Problem requirements — Change every "Frequency (GHz)" in the records below to "Frequency (MHz)", leaving everything else as it is. Don't include the pictures in your answer.

Working data —
----------
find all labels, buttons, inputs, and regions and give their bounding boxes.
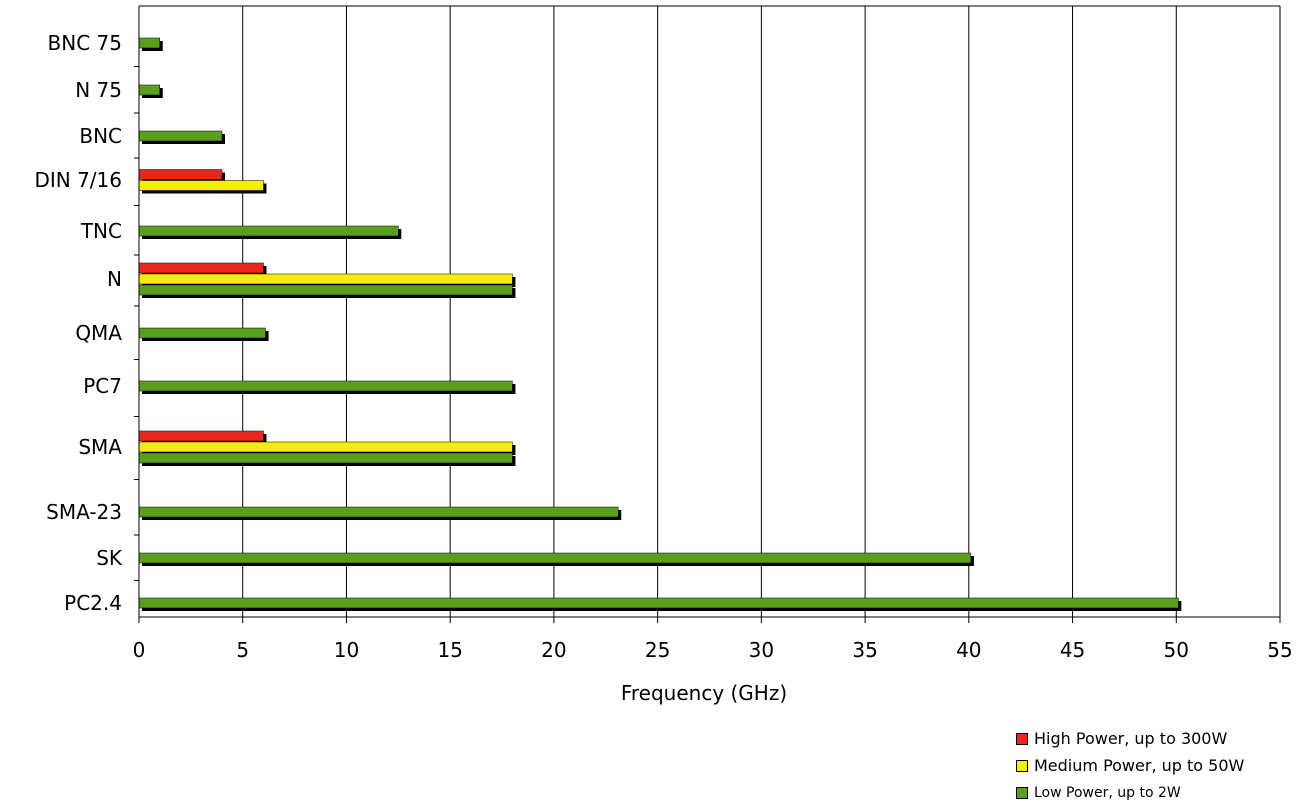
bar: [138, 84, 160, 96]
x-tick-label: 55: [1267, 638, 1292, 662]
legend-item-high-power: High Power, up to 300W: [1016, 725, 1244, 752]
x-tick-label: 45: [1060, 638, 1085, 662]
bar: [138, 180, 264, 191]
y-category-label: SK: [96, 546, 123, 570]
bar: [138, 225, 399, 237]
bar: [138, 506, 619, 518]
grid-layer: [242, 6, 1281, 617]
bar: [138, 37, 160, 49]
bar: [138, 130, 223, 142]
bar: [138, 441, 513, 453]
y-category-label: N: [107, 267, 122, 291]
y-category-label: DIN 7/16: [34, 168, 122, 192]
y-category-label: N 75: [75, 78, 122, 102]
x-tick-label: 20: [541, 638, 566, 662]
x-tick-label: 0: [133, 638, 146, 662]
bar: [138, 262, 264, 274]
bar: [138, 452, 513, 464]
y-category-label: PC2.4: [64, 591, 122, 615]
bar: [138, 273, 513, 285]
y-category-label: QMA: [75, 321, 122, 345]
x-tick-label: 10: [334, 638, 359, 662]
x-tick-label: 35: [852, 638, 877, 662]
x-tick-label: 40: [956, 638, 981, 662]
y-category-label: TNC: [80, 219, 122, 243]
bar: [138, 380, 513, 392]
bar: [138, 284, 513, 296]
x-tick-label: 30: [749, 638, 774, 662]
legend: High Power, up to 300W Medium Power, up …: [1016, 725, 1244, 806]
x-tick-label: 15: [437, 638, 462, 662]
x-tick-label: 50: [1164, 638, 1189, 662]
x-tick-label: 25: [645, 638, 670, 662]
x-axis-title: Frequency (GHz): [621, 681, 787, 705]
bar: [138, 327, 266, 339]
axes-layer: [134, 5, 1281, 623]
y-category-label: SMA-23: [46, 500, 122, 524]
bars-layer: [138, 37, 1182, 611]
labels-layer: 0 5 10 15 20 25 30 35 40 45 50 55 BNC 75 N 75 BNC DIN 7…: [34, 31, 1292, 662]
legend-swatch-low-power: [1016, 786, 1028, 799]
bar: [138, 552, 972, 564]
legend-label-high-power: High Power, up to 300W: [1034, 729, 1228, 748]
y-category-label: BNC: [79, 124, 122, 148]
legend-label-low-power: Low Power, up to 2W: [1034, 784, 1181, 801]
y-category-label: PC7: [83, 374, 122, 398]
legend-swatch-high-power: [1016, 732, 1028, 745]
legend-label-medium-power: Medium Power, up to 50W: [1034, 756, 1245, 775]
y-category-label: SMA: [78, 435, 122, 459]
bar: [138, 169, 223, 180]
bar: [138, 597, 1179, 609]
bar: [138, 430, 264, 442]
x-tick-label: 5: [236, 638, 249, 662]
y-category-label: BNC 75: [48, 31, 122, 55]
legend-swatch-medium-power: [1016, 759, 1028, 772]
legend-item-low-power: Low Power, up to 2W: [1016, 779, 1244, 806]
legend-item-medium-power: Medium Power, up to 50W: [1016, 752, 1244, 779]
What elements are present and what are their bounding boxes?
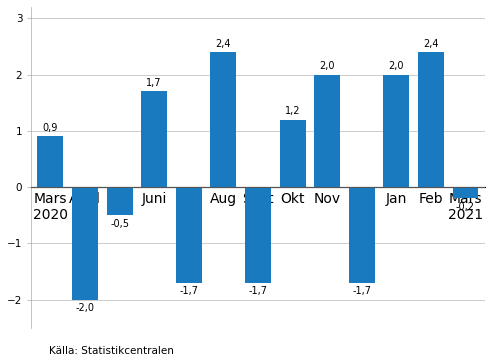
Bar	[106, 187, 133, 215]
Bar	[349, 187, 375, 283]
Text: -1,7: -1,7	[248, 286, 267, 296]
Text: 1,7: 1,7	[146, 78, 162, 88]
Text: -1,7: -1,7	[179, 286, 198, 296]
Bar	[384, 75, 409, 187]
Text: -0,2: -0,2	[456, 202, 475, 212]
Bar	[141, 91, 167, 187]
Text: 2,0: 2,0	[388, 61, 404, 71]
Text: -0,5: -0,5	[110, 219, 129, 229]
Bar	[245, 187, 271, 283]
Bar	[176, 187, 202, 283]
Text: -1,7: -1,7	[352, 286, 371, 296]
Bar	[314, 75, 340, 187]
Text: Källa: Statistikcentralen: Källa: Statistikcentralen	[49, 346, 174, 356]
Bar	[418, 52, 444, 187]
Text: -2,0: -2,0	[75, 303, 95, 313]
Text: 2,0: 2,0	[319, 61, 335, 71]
----------
Answer to the exercise —
find all labels, buttons, inputs, and regions and give their bounding boxes.
bar: [138, 84, 160, 96]
x-tick-label: 55: [1267, 638, 1292, 662]
legend-item-high-power: High Power, up to 300W: [1016, 725, 1244, 752]
x-tick-label: 45: [1060, 638, 1085, 662]
bar: [138, 180, 264, 191]
y-category-label: SK: [96, 546, 123, 570]
bar: [138, 225, 399, 237]
bar: [138, 506, 619, 518]
grid-layer: [242, 6, 1281, 617]
bar: [138, 37, 160, 49]
bar: [138, 130, 223, 142]
bar: [138, 441, 513, 453]
y-category-label: N: [107, 267, 122, 291]
y-category-label: DIN 7/16: [34, 168, 122, 192]
y-category-label: N 75: [75, 78, 122, 102]
x-tick-label: 20: [541, 638, 566, 662]
x-tick-label: 0: [133, 638, 146, 662]
bar: [138, 262, 264, 274]
bar: [138, 452, 513, 464]
y-category-label: PC2.4: [64, 591, 122, 615]
bar: [138, 273, 513, 285]
y-category-label: QMA: [75, 321, 122, 345]
x-tick-label: 10: [334, 638, 359, 662]
x-tick-label: 35: [852, 638, 877, 662]
x-tick-label: 40: [956, 638, 981, 662]
y-category-label: TNC: [80, 219, 122, 243]
bar: [138, 380, 513, 392]
bar: [138, 284, 513, 296]
x-tick-label: 30: [749, 638, 774, 662]
legend: High Power, up to 300W Medium Power, up …: [1016, 725, 1244, 806]
x-tick-label: 15: [437, 638, 462, 662]
x-tick-label: 50: [1164, 638, 1189, 662]
x-tick-label: 25: [645, 638, 670, 662]
x-axis-title: Frequency (MHz): [621, 681, 787, 705]
bar: [138, 327, 266, 339]
axes-layer: [134, 5, 1281, 623]
y-category-label: SMA-23: [46, 500, 122, 524]
bars-layer: [138, 37, 1182, 611]
labels-layer: 0 5 10 15 20 25 30 35 40 45 50 55 BNC 75 N 75 BNC DIN 7…: [34, 31, 1292, 662]
legend-swatch-low-power: [1016, 786, 1028, 799]
bar: [138, 552, 972, 564]
legend-label-high-power: High Power, up to 300W: [1034, 729, 1228, 748]
y-category-label: BNC: [79, 124, 122, 148]
legend-label-low-power: Low Power, up to 2W: [1034, 784, 1181, 801]
y-category-label: PC7: [83, 374, 122, 398]
legend-swatch-high-power: [1016, 732, 1028, 745]
legend-label-medium-power: Medium Power, up to 50W: [1034, 756, 1245, 775]
y-category-label: SMA: [78, 435, 122, 459]
bar: [138, 169, 223, 180]
bar: [138, 597, 1179, 609]
bar: [138, 430, 264, 442]
x-tick-label: 5: [236, 638, 249, 662]
y-category-label: BNC 75: [48, 31, 122, 55]
legend-swatch-medium-power: [1016, 759, 1028, 772]
legend-item-low-power: Low Power, up to 2W: [1016, 779, 1244, 806]
legend-item-medium-power: Medium Power, up to 50W: [1016, 752, 1244, 779]
What elements are present and what are their bounding boxes?
Bar	[106, 187, 133, 215]
Bar	[349, 187, 375, 283]
Text: -1,7: -1,7	[248, 286, 267, 296]
Text: 1,7: 1,7	[146, 78, 162, 88]
Text: -1,7: -1,7	[179, 286, 198, 296]
Bar	[384, 75, 409, 187]
Text: -0,2: -0,2	[456, 202, 475, 212]
Bar	[141, 91, 167, 187]
Text: 2,0: 2,0	[388, 61, 404, 71]
Text: -0,5: -0,5	[110, 219, 129, 229]
Bar	[245, 187, 271, 283]
Bar	[176, 187, 202, 283]
Text: -1,7: -1,7	[352, 286, 371, 296]
Bar	[314, 75, 340, 187]
Text: Källa: Statistikcentralen: Källa: Statistikcentralen	[49, 346, 174, 356]
Bar	[418, 52, 444, 187]
Text: -2,0: -2,0	[75, 303, 95, 313]
Text: 2,0: 2,0	[319, 61, 335, 71]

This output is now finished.